Work to do – Write out each record below exactly as it appears, with no pictures.

Stored data entries
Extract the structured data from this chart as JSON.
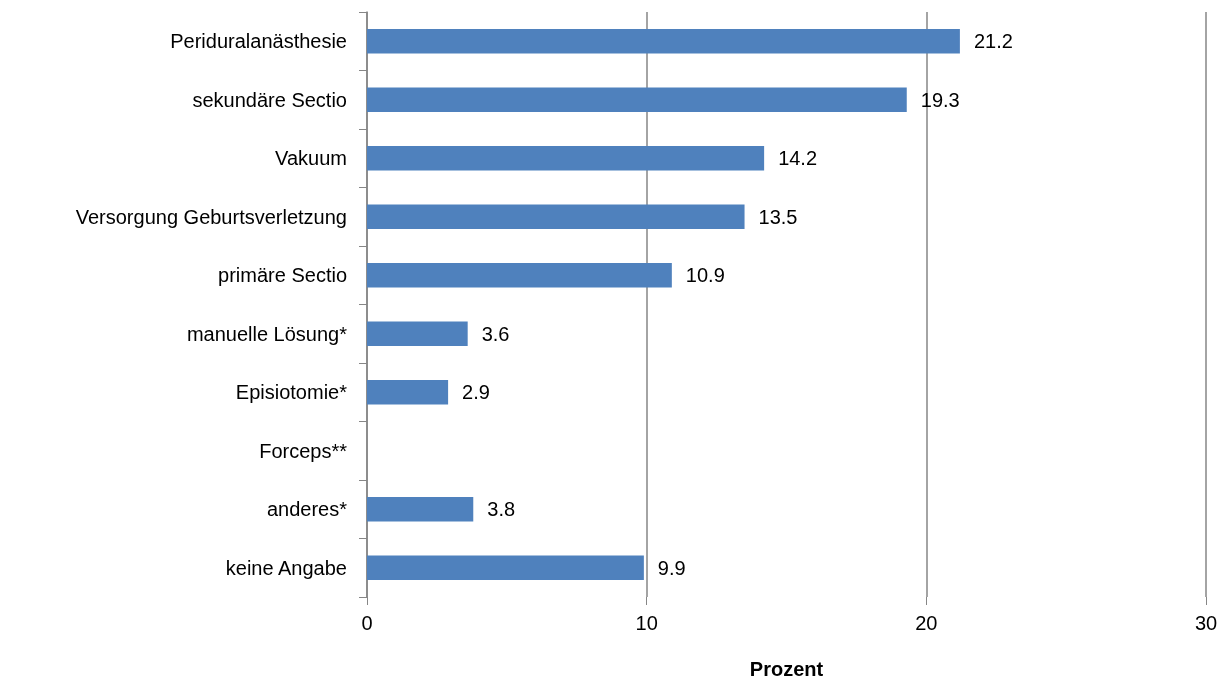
{
  "chart_data": {
    "type": "bar",
    "orientation": "horizontal",
    "xlabel": "Prozent",
    "categories": [
      "Periduralanästhesie",
      "sekundäre Sectio",
      "Vakuum",
      "Versorgung Geburtsverletzung",
      "primäre Sectio",
      "manuelle Lösung*",
      "Episiotomie*",
      "Forceps**",
      "anderes*",
      "keine Angabe"
    ],
    "values": [
      21.2,
      19.3,
      14.2,
      13.5,
      10.9,
      3.6,
      2.9,
      null,
      3.8,
      9.9
    ],
    "color": "#4f81bd",
    "xlim": [
      0,
      30
    ],
    "xticks": [
      0,
      10,
      20,
      30
    ],
    "grid": "x",
    "data_labels": true
  }
}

Answer to the task –
Extract the structured data from this chart as JSON.
{
  "chart_data": {
    "type": "bar",
    "orientation": "horizontal",
    "xlabel": "Prozent",
    "categories": [
      "Periduralanästhesie",
      "sekundäre Sectio",
      "Vakuum",
      "Versorgung Geburtsverletzung",
      "primäre Sectio",
      "manuelle Lösung*",
      "Episiotomie*",
      "Forceps**",
      "anderes*",
      "keine Angabe"
    ],
    "values": [
      21.2,
      19.3,
      14.2,
      13.5,
      10.9,
      3.6,
      2.9,
      null,
      3.8,
      9.9
    ],
    "color": "#4f81bd",
    "xlim": [
      0,
      30
    ],
    "xticks": [
      0,
      10,
      20,
      30
    ],
    "grid": "x",
    "data_labels": true
  }
}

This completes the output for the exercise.